> **Exercise goal**
Give the number of lines in the records below that include "this", and nothing more.
-- Begin Data listing --
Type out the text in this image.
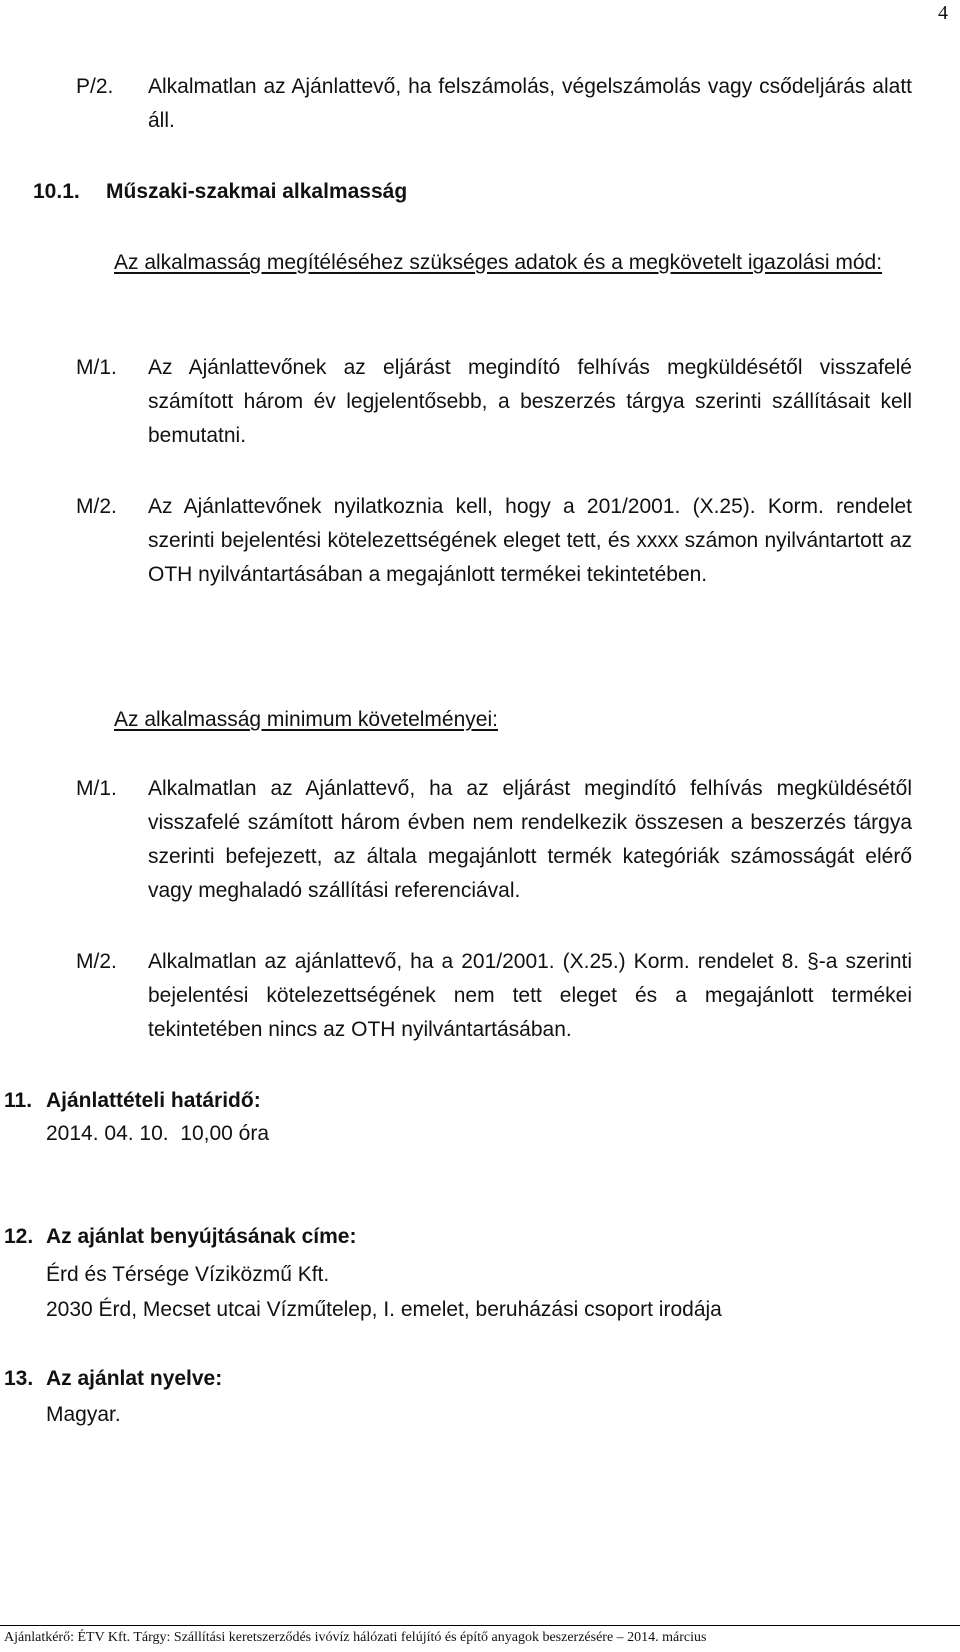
4
P/2. Alkalmatlan az Ajánlattevő, ha felszámolás, végelszámolás vagy csődeljárás alatt áll.
10.1. Műszaki-szakmai alkalmasság
Az alkalmasság megítéléséhez szükséges adatok és a megkövetelt igazolási mód:
M/1. Az Ajánlattevőnek az eljárást megindító felhívás megküldésétől visszafelé számított három év legjelentősebb, a beszerzés tárgya szerinti szállításait kell bemutatni.
M/2. Az Ajánlattevőnek nyilatkoznia kell, hogy a 201/2001. (X.25). Korm. rendelet szerinti bejelentési kötelezettségének eleget tett, és xxxx számon nyilvántartott az OTH nyilvántartásában a megajánlott termékei tekintetében.
Az alkalmasság minimum követelményei:
M/1. Alkalmatlan az Ajánlattevő, ha az eljárást megindító felhívás megküldésétől visszafelé számított három évben nem rendelkezik összesen a beszerzés tárgya szerinti befejezett, az általa megajánlott termék kategóriák számosságát elérő vagy meghaladó szállítási referenciával.
M/2. Alkalmatlan az ajánlattevő, ha a 201/2001. (X.25.) Korm. rendelet 8. §-a szerinti bejelentési kötelezettségének nem tett eleget és a megajánlott termékei tekintetében nincs az OTH nyilvántartásában.
11. Ajánlattételi határidő:
2014. 04. 10.  10,00 óra
12. Az ajánlat benyújtásának címe:
Érd és Térsége Víziközmű Kft.
2030 Érd, Mecset utcai Vízműtelep, I. emelet, beruházási csoport irodája
13. Az ajánlat nyelve:
Magyar.
Ajánlatkérő: ÉTV Kft. Tárgy: Szállítási keretszerződés ivóvíz hálózati felújító és építő anyagok beszerzésére – 2014. március
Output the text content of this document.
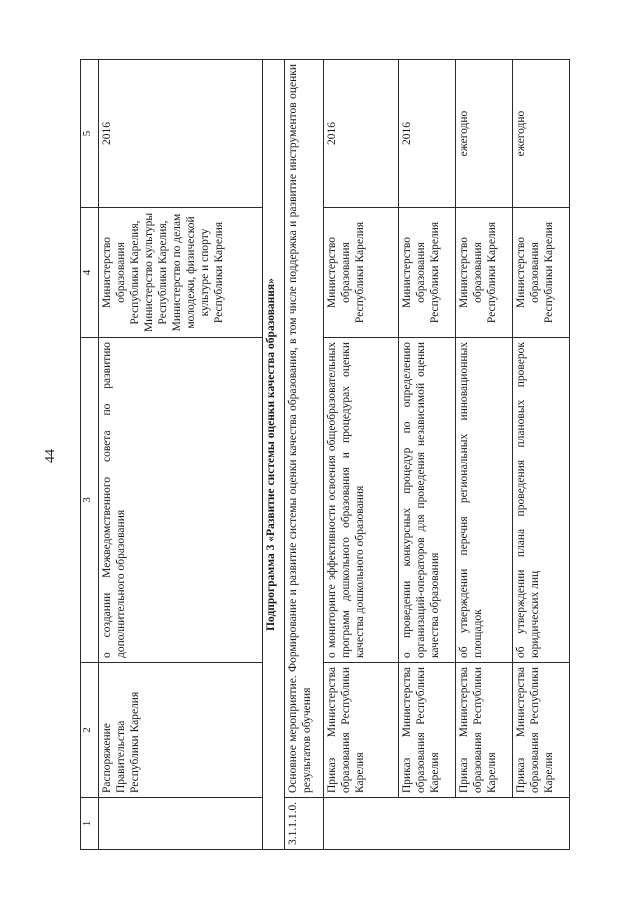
44
1	2	3	4	5
	Распоряжение Правительства Республики Карелия	о создании Межведомственного совета по развитию дополнительного образования	Министерство образования Республики Карелия, Министерство культуры Республики Карелия, Министерство по делам молодежи, физической культуре и спорту Республики Карелия	2016
Подпрограмма 3 «Развитие системы оценки качества образования»				
3.1.1.1.0.	Основное мероприятие. Формирование и развитие системы оценки качества образования, в том числе поддержка и развитие инструментов оценки результатов обучения			
	Приказ Министерства образования Республики Карелия	о мониторинге эффективности освоения общеобразовательных программ дошкольного образования и процедурах оценки качества дошкольного образования	Министерство образования Республики Карелия	2016
	Приказ Министерства образования Республики Карелия	о проведении конкурсных процедур по определению организаций-операторов для проведения независимой оценки качества образования	Министерство образования Республики Карелия	2016
	Приказ Министерства образования Республики Карелия	об утверждении перечня региональных инновационных площадок	Министерство образования Республики Карелия	ежегодно
	Приказ Министерства образования Республики Карелия	об утверждении плана проведения плановых проверок юридических лиц	Министерство образования Республики Карелия	ежегодно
-- End Data listing --
> **Full response**
2